◆ **Short exercise**
Show every line in the entries below where the word "torque" appears.

◆ **Provided entries**
++++++++++++++++++++

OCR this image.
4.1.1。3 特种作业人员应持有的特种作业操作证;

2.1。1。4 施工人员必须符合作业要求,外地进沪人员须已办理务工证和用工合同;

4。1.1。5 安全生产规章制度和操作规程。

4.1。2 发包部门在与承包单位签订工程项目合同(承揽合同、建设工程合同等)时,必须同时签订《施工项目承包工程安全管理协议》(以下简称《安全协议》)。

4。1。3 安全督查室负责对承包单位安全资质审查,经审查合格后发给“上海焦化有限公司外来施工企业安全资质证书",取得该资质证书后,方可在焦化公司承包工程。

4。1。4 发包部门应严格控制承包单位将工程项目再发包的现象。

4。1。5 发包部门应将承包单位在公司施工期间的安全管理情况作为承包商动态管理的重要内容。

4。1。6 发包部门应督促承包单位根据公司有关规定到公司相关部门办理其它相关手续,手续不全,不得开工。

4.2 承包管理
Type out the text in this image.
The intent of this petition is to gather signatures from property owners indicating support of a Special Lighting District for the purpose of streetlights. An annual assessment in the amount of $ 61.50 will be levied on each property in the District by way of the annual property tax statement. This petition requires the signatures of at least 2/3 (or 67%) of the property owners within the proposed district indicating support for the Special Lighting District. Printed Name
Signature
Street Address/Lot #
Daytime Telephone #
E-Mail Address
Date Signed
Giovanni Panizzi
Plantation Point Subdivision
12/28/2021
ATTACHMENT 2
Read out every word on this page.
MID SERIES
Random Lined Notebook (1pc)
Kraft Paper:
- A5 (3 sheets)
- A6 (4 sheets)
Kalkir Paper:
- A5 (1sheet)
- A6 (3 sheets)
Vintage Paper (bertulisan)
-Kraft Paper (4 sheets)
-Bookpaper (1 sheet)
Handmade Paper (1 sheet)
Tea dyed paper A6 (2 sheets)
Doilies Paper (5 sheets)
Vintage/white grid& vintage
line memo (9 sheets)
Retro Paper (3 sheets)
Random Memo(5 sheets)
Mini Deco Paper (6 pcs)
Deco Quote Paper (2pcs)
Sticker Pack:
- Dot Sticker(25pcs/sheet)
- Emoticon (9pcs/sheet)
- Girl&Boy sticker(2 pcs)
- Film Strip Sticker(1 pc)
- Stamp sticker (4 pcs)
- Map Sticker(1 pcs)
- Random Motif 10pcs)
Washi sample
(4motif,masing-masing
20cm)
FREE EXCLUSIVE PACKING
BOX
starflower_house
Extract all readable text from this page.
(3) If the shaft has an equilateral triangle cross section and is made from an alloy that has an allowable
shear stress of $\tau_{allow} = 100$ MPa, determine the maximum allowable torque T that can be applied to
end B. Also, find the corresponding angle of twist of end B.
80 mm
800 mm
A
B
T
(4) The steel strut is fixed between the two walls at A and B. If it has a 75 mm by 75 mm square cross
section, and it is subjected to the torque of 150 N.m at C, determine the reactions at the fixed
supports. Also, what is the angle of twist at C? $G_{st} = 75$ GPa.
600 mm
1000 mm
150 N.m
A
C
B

++++++++++++++++++++

◆ **Full response**
shear stress of $\tau_{allow} = 100$ MPa, determine the maximum allowable torque T that can be applied to
section, and it is subjected to the torque of 150 N.m at C, determine the reactions at the fixed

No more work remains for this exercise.